§ INFORMATION SHOWN:
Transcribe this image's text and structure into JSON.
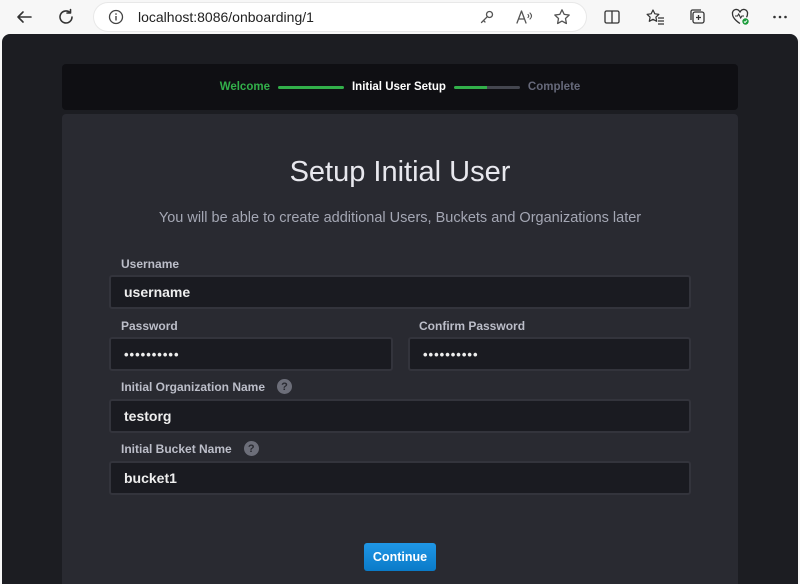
{
  "browser": {
    "url": "localhost:8086/onboarding/1"
  },
  "stepper": {
    "steps": [
      {
        "label": "Welcome",
        "state": "done"
      },
      {
        "label": "Initial User Setup",
        "state": "current"
      },
      {
        "label": "Complete",
        "state": "pending"
      }
    ]
  },
  "form": {
    "title": "Setup Initial User",
    "subtitle": "You will be able to create additional Users, Buckets and Organizations later",
    "username": {
      "label": "Username",
      "value": "username"
    },
    "password": {
      "label": "Password",
      "value": "••••••••••"
    },
    "confirm_password": {
      "label": "Confirm Password",
      "value": "••••••••••"
    },
    "org": {
      "label": "Initial Organization Name",
      "value": "testorg"
    },
    "bucket": {
      "label": "Initial Bucket Name",
      "value": "bucket1"
    },
    "help_glyph": "?",
    "continue_label": "Continue"
  },
  "colors": {
    "step_done": "#32b04a",
    "primary_button": "#0e8ad9",
    "panel": "#292a31",
    "background": "#1c1d22"
  }
}
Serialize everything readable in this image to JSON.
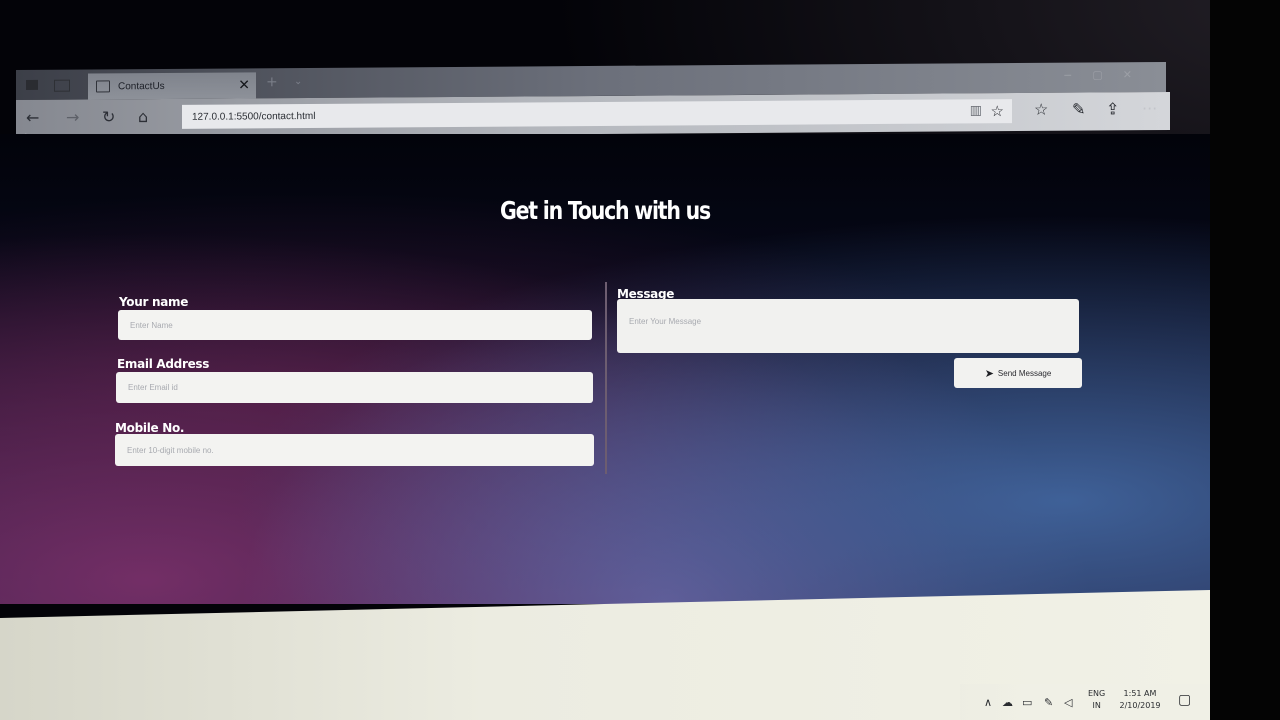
{
  "browser": {
    "tab_title": "ContactUs",
    "url": "127.0.0.1:5500/contact.html",
    "icons": {
      "back": "back-arrow-icon",
      "forward": "forward-arrow-icon",
      "refresh": "refresh-icon",
      "home": "home-icon",
      "reading_view": "reading-view-icon",
      "favorite": "star-icon",
      "favorites_hub": "favorites-icon",
      "pen": "pen-icon",
      "share": "share-icon",
      "more": "more-icon"
    }
  },
  "page": {
    "heading": "Get in Touch with us",
    "form": {
      "name_label": "Your name",
      "name_placeholder": "Enter Name",
      "email_label": "Email Address",
      "email_placeholder": "Enter Email id",
      "mobile_label": "Mobile No.",
      "mobile_placeholder": "Enter 10-digit mobile no.",
      "message_label": "Message",
      "message_placeholder": "Enter Your Message",
      "send_label": "Send Message"
    }
  },
  "taskbar": {
    "language_top": "ENG",
    "language_bottom": "IN",
    "time": "1:51 AM",
    "date": "2/10/2019"
  },
  "colors": {
    "page_gradient_top": "#02030a",
    "page_gradient_pink": "#822c6e",
    "page_gradient_blue": "#466eaa",
    "field_background": "#f3f3f1",
    "heading_text": "#ffffff"
  }
}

§ TASK REQUIREMENTS:
Your task is to repeat the data above exactly while excluding the pictures.

§ SOLUTION:
Transcribe this image's text and structure into JSON.
{
  "browser": {
    "url": "localhost:8086/onboarding/1"
  },
  "stepper": {
    "steps": [
      {
        "label": "Welcome",
        "state": "done"
      },
      {
        "label": "Initial User Setup",
        "state": "current"
      },
      {
        "label": "Complete",
        "state": "pending"
      }
    ]
  },
  "form": {
    "title": "Setup Initial User",
    "subtitle": "You will be able to create additional Users, Buckets and Organizations later",
    "username": {
      "label": "Username",
      "value": "username"
    },
    "password": {
      "label": "Password",
      "value": "••••••••••"
    },
    "confirm_password": {
      "label": "Confirm Password",
      "value": "••••••••••"
    },
    "org": {
      "label": "Initial Organization Name",
      "value": "testorg"
    },
    "bucket": {
      "label": "Initial Bucket Name",
      "value": "bucket1"
    },
    "help_glyph": "?",
    "continue_label": "Continue"
  },
  "colors": {
    "step_done": "#32b04a",
    "primary_button": "#0e8ad9",
    "panel": "#292a31",
    "background": "#1c1d22"
  }
}
Serialize everything readable in this image to JSON.
{
  "browser": {
    "tab_title": "ContactUs",
    "url": "127.0.0.1:5500/contact.html",
    "icons": {
      "back": "back-arrow-icon",
      "forward": "forward-arrow-icon",
      "refresh": "refresh-icon",
      "home": "home-icon",
      "reading_view": "reading-view-icon",
      "favorite": "star-icon",
      "favorites_hub": "favorites-icon",
      "pen": "pen-icon",
      "share": "share-icon",
      "more": "more-icon"
    }
  },
  "page": {
    "heading": "Get in Touch with us",
    "form": {
      "name_label": "Your name",
      "name_placeholder": "Enter Name",
      "email_label": "Email Address",
      "email_placeholder": "Enter Email id",
      "mobile_label": "Mobile No.",
      "mobile_placeholder": "Enter 10-digit mobile no.",
      "message_label": "Message",
      "message_placeholder": "Enter Your Message",
      "send_label": "Send Message"
    }
  },
  "taskbar": {
    "language_top": "ENG",
    "language_bottom": "IN",
    "time": "1:51 AM",
    "date": "2/10/2019"
  },
  "colors": {
    "page_gradient_top": "#02030a",
    "page_gradient_pink": "#822c6e",
    "page_gradient_blue": "#466eaa",
    "field_background": "#f3f3f1",
    "heading_text": "#ffffff"
  }
}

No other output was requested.